== Segment start ==

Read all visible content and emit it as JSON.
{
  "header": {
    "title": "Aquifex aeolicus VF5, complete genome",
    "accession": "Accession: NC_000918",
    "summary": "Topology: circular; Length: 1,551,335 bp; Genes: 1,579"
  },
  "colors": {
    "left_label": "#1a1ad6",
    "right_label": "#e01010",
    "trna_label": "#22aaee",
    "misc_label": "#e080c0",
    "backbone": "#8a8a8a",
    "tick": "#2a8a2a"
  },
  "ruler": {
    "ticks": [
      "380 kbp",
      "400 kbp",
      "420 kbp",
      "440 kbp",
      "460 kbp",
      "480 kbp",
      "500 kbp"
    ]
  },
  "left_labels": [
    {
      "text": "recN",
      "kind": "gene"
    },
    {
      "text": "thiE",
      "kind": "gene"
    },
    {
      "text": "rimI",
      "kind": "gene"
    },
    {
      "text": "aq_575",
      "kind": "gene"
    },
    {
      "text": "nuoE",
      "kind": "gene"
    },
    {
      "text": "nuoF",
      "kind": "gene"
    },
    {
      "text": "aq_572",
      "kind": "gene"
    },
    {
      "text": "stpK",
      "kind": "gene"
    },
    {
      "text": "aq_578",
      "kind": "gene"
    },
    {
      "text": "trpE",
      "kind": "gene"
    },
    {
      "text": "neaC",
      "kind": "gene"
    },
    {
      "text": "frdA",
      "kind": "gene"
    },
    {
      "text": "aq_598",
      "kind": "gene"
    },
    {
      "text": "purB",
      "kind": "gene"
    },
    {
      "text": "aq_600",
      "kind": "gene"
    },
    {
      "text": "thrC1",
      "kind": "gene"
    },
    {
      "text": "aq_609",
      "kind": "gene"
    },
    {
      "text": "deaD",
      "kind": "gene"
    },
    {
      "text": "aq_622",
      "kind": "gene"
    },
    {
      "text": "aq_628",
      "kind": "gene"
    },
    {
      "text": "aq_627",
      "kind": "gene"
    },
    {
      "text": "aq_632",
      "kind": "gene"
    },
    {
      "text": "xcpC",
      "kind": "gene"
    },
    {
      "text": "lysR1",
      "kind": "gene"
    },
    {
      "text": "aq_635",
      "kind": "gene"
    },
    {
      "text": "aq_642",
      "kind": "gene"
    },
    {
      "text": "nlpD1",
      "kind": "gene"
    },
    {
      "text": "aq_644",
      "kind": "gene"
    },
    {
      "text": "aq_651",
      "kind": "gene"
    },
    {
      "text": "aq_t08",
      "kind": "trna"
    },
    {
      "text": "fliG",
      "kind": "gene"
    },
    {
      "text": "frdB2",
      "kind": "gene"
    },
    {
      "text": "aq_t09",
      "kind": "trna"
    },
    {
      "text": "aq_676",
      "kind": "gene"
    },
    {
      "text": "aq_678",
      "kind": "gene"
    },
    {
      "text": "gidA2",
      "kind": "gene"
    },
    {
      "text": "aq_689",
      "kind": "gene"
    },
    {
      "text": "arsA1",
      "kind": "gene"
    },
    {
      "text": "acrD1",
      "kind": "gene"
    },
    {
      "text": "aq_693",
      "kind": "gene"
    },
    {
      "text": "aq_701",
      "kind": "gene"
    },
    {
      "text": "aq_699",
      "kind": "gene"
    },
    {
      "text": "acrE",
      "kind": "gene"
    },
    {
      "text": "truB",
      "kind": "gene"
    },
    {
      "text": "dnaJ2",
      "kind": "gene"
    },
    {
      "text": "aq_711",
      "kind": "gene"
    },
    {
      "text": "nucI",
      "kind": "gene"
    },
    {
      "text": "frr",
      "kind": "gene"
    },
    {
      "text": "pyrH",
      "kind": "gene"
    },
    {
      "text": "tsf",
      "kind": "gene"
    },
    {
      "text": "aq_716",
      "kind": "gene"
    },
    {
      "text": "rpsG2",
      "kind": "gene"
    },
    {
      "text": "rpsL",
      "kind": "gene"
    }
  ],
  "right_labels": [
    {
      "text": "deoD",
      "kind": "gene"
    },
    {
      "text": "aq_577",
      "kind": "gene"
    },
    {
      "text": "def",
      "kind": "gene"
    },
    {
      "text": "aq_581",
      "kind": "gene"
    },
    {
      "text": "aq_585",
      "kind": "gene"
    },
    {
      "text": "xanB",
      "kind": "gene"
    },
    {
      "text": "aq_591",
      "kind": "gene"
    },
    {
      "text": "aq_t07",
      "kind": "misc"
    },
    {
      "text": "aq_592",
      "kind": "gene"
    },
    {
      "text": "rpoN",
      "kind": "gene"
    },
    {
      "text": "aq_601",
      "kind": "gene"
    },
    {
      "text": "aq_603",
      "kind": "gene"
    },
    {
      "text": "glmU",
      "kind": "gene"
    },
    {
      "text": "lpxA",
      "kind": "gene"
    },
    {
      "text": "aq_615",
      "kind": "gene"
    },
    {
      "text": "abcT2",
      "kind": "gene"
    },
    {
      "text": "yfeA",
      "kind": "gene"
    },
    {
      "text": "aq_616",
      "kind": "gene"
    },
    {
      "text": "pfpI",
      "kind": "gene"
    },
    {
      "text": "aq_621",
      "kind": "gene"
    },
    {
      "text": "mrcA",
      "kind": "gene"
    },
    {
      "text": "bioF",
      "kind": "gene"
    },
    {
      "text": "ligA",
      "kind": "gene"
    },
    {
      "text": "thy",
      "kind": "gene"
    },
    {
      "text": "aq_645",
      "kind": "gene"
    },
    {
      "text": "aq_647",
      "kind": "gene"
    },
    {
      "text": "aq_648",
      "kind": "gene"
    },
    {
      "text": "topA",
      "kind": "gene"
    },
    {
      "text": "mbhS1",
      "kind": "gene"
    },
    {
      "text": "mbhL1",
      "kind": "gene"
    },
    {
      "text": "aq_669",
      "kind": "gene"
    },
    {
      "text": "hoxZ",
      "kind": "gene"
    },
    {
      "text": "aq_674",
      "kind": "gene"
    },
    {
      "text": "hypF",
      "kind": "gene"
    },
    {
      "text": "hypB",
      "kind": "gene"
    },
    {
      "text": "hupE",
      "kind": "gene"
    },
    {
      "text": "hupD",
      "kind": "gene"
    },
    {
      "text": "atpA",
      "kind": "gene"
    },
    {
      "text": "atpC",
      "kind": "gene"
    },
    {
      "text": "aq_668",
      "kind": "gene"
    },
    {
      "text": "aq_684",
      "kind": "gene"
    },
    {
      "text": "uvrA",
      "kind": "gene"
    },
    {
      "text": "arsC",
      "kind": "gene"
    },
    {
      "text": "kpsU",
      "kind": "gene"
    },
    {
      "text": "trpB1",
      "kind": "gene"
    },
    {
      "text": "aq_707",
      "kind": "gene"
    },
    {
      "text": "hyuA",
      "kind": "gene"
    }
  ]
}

== Segment end ==

● **EXERCISE OBJECTIVE**
All entries should be given again precisely as they appear above.

● **YOUR SOLUTION**
Read all visible content and emit it as JSON.
{
  "header": {
    "title": "Aquifex aeolicus VF5, complete genome",
    "accession": "Accession: NC_000918",
    "summary": "Topology: circular; Length: 1,551,335 bp; Genes: 1,579"
  },
  "colors": {
    "left_label": "#1a1ad6",
    "right_label": "#e01010",
    "trna_label": "#22aaee",
    "misc_label": "#e080c0",
    "backbone": "#8a8a8a",
    "tick": "#2a8a2a"
  },
  "ruler": {
    "ticks": [
      "380 kbp",
      "400 kbp",
      "420 kbp",
      "440 kbp",
      "460 kbp",
      "480 kbp",
      "500 kbp"
    ]
  },
  "left_labels": [
    {
      "text": "recN",
      "kind": "gene"
    },
    {
      "text": "thiE",
      "kind": "gene"
    },
    {
      "text": "rimI",
      "kind": "gene"
    },
    {
      "text": "aq_575",
      "kind": "gene"
    },
    {
      "text": "nuoE",
      "kind": "gene"
    },
    {
      "text": "nuoF",
      "kind": "gene"
    },
    {
      "text": "aq_572",
      "kind": "gene"
    },
    {
      "text": "stpK",
      "kind": "gene"
    },
    {
      "text": "aq_578",
      "kind": "gene"
    },
    {
      "text": "trpE",
      "kind": "gene"
    },
    {
      "text": "neaC",
      "kind": "gene"
    },
    {
      "text": "frdA",
      "kind": "gene"
    },
    {
      "text": "aq_598",
      "kind": "gene"
    },
    {
      "text": "purB",
      "kind": "gene"
    },
    {
      "text": "aq_600",
      "kind": "gene"
    },
    {
      "text": "thrC1",
      "kind": "gene"
    },
    {
      "text": "aq_609",
      "kind": "gene"
    },
    {
      "text": "deaD",
      "kind": "gene"
    },
    {
      "text": "aq_622",
      "kind": "gene"
    },
    {
      "text": "aq_628",
      "kind": "gene"
    },
    {
      "text": "aq_627",
      "kind": "gene"
    },
    {
      "text": "aq_632",
      "kind": "gene"
    },
    {
      "text": "xcpC",
      "kind": "gene"
    },
    {
      "text": "lysR1",
      "kind": "gene"
    },
    {
      "text": "aq_635",
      "kind": "gene"
    },
    {
      "text": "aq_642",
      "kind": "gene"
    },
    {
      "text": "nlpD1",
      "kind": "gene"
    },
    {
      "text": "aq_644",
      "kind": "gene"
    },
    {
      "text": "aq_651",
      "kind": "gene"
    },
    {
      "text": "aq_t08",
      "kind": "trna"
    },
    {
      "text": "fliG",
      "kind": "gene"
    },
    {
      "text": "frdB2",
      "kind": "gene"
    },
    {
      "text": "aq_t09",
      "kind": "trna"
    },
    {
      "text": "aq_676",
      "kind": "gene"
    },
    {
      "text": "aq_678",
      "kind": "gene"
    },
    {
      "text": "gidA2",
      "kind": "gene"
    },
    {
      "text": "aq_689",
      "kind": "gene"
    },
    {
      "text": "arsA1",
      "kind": "gene"
    },
    {
      "text": "acrD1",
      "kind": "gene"
    },
    {
      "text": "aq_693",
      "kind": "gene"
    },
    {
      "text": "aq_701",
      "kind": "gene"
    },
    {
      "text": "aq_699",
      "kind": "gene"
    },
    {
      "text": "acrE",
      "kind": "gene"
    },
    {
      "text": "truB",
      "kind": "gene"
    },
    {
      "text": "dnaJ2",
      "kind": "gene"
    },
    {
      "text": "aq_711",
      "kind": "gene"
    },
    {
      "text": "nucI",
      "kind": "gene"
    },
    {
      "text": "frr",
      "kind": "gene"
    },
    {
      "text": "pyrH",
      "kind": "gene"
    },
    {
      "text": "tsf",
      "kind": "gene"
    },
    {
      "text": "aq_716",
      "kind": "gene"
    },
    {
      "text": "rpsG2",
      "kind": "gene"
    },
    {
      "text": "rpsL",
      "kind": "gene"
    }
  ],
  "right_labels": [
    {
      "text": "deoD",
      "kind": "gene"
    },
    {
      "text": "aq_577",
      "kind": "gene"
    },
    {
      "text": "def",
      "kind": "gene"
    },
    {
      "text": "aq_581",
      "kind": "gene"
    },
    {
      "text": "aq_585",
      "kind": "gene"
    },
    {
      "text": "xanB",
      "kind": "gene"
    },
    {
      "text": "aq_591",
      "kind": "gene"
    },
    {
      "text": "aq_t07",
      "kind": "misc"
    },
    {
      "text": "aq_592",
      "kind": "gene"
    },
    {
      "text": "rpoN",
      "kind": "gene"
    },
    {
      "text": "aq_601",
      "kind": "gene"
    },
    {
      "text": "aq_603",
      "kind": "gene"
    },
    {
      "text": "glmU",
      "kind": "gene"
    },
    {
      "text": "lpxA",
      "kind": "gene"
    },
    {
      "text": "aq_615",
      "kind": "gene"
    },
    {
      "text": "abcT2",
      "kind": "gene"
    },
    {
      "text": "yfeA",
      "kind": "gene"
    },
    {
      "text": "aq_616",
      "kind": "gene"
    },
    {
      "text": "pfpI",
      "kind": "gene"
    },
    {
      "text": "aq_621",
      "kind": "gene"
    },
    {
      "text": "mrcA",
      "kind": "gene"
    },
    {
      "text": "bioF",
      "kind": "gene"
    },
    {
      "text": "ligA",
      "kind": "gene"
    },
    {
      "text": "thy",
      "kind": "gene"
    },
    {
      "text": "aq_645",
      "kind": "gene"
    },
    {
      "text": "aq_647",
      "kind": "gene"
    },
    {
      "text": "aq_648",
      "kind": "gene"
    },
    {
      "text": "topA",
      "kind": "gene"
    },
    {
      "text": "mbhS1",
      "kind": "gene"
    },
    {
      "text": "mbhL1",
      "kind": "gene"
    },
    {
      "text": "aq_669",
      "kind": "gene"
    },
    {
      "text": "hoxZ",
      "kind": "gene"
    },
    {
      "text": "aq_674",
      "kind": "gene"
    },
    {
      "text": "hypF",
      "kind": "gene"
    },
    {
      "text": "hypB",
      "kind": "gene"
    },
    {
      "text": "hupE",
      "kind": "gene"
    },
    {
      "text": "hupD",
      "kind": "gene"
    },
    {
      "text": "atpA",
      "kind": "gene"
    },
    {
      "text": "atpC",
      "kind": "gene"
    },
    {
      "text": "aq_668",
      "kind": "gene"
    },
    {
      "text": "aq_684",
      "kind": "gene"
    },
    {
      "text": "uvrA",
      "kind": "gene"
    },
    {
      "text": "arsC",
      "kind": "gene"
    },
    {
      "text": "kpsU",
      "kind": "gene"
    },
    {
      "text": "trpB1",
      "kind": "gene"
    },
    {
      "text": "aq_707",
      "kind": "gene"
    },
    {
      "text": "hyuA",
      "kind": "gene"
    }
  ]
}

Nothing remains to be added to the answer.